YOUR TASK:
Copy out lines with the word "content" from the material that follows.

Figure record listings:
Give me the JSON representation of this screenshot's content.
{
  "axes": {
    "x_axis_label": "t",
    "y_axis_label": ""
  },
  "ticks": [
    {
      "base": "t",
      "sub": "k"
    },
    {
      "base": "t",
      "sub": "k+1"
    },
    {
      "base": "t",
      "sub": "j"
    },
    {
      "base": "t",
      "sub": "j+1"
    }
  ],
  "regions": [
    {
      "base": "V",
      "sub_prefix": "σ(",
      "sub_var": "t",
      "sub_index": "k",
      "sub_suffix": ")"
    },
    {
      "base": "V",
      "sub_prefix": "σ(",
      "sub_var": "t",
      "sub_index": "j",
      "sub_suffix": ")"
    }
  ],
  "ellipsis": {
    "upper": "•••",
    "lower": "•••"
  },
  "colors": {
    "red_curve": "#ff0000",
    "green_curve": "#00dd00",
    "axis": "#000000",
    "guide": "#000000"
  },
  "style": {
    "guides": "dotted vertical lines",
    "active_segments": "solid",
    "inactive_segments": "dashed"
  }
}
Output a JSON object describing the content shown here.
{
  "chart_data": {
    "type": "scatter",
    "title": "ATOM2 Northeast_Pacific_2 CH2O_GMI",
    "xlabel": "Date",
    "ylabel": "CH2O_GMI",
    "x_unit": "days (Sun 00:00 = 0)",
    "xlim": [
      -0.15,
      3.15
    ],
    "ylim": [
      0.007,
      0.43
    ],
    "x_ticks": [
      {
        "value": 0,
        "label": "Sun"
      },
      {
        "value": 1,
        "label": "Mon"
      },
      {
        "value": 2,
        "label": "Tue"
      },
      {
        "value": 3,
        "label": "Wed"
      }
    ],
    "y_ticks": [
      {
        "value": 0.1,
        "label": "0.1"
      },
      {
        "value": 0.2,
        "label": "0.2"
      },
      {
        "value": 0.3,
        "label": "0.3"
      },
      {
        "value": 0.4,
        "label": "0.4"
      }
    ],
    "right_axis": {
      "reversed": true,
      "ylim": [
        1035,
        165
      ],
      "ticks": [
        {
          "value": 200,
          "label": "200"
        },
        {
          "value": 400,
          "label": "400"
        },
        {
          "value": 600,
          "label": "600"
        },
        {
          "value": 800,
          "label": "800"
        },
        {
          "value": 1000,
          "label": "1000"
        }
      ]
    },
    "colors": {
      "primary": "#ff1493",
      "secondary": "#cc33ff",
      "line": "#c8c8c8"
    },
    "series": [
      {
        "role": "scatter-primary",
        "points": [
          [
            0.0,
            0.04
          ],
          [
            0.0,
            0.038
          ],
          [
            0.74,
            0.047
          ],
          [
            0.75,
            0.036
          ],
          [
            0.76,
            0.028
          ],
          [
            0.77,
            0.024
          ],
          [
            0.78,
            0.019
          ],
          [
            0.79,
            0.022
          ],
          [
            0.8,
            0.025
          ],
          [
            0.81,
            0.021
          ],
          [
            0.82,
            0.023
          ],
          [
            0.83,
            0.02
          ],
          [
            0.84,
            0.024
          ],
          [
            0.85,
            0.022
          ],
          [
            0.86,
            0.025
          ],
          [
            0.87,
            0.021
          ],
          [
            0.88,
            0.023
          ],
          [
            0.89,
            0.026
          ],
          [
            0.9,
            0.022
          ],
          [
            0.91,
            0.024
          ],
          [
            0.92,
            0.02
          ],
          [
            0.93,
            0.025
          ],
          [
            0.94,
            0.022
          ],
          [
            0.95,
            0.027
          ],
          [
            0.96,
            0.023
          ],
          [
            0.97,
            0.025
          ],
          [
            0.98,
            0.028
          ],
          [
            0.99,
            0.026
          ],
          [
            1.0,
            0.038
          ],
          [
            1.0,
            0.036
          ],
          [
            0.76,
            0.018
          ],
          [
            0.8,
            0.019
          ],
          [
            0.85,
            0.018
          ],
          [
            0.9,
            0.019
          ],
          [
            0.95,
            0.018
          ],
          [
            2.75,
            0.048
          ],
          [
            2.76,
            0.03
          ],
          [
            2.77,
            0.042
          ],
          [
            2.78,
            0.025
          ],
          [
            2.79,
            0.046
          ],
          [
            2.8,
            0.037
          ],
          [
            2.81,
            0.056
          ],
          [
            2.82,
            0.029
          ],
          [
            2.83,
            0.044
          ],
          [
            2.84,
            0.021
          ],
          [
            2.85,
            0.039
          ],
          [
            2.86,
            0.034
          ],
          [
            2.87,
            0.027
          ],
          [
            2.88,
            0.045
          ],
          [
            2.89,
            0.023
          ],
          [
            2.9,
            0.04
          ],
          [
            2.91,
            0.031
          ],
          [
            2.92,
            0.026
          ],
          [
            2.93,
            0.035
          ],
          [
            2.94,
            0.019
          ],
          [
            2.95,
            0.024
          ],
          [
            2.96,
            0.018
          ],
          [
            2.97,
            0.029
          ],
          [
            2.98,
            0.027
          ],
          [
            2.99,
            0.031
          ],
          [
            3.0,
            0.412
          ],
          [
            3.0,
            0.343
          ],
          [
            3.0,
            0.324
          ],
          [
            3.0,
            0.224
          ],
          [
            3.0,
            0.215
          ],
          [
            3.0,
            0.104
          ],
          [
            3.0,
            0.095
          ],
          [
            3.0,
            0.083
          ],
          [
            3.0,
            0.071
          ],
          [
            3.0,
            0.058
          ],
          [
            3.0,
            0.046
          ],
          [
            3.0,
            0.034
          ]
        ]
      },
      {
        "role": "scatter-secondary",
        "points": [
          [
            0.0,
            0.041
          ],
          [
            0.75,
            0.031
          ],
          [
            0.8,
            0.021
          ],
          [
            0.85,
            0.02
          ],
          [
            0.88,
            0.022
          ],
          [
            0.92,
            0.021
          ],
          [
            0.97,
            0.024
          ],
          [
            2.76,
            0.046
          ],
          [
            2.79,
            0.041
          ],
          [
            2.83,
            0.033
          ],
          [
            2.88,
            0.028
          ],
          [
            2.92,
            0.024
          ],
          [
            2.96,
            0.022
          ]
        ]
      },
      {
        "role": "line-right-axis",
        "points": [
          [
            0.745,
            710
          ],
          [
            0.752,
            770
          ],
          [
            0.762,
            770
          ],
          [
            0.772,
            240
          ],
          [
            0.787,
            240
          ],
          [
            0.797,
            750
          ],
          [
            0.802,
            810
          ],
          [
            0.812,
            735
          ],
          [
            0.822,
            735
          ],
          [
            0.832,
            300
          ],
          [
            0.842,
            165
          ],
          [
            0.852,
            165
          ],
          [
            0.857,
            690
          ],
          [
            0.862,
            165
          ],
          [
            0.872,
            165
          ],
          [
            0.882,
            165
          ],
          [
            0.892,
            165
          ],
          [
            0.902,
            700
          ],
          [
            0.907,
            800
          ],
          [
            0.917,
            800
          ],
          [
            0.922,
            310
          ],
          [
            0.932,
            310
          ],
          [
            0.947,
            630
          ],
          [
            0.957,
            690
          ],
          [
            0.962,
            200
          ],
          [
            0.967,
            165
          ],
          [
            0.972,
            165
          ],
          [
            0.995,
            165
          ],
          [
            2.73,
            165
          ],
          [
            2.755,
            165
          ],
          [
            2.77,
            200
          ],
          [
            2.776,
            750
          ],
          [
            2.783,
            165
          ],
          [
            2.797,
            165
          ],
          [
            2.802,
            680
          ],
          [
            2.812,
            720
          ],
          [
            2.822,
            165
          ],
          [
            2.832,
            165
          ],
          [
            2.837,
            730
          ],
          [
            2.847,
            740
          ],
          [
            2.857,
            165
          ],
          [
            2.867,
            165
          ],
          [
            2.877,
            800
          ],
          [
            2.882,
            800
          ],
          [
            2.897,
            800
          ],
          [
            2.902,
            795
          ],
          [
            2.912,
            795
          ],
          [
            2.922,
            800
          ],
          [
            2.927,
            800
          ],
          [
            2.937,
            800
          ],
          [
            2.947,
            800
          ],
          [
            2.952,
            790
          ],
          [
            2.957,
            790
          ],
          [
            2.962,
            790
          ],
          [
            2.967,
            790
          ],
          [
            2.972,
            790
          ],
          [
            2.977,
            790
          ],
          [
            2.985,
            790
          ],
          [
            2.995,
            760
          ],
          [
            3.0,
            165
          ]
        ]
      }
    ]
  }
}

WRITTEN ANSWER:
Give me the JSON representation of this screenshot's content.
Output a JSON object describing the content shown here.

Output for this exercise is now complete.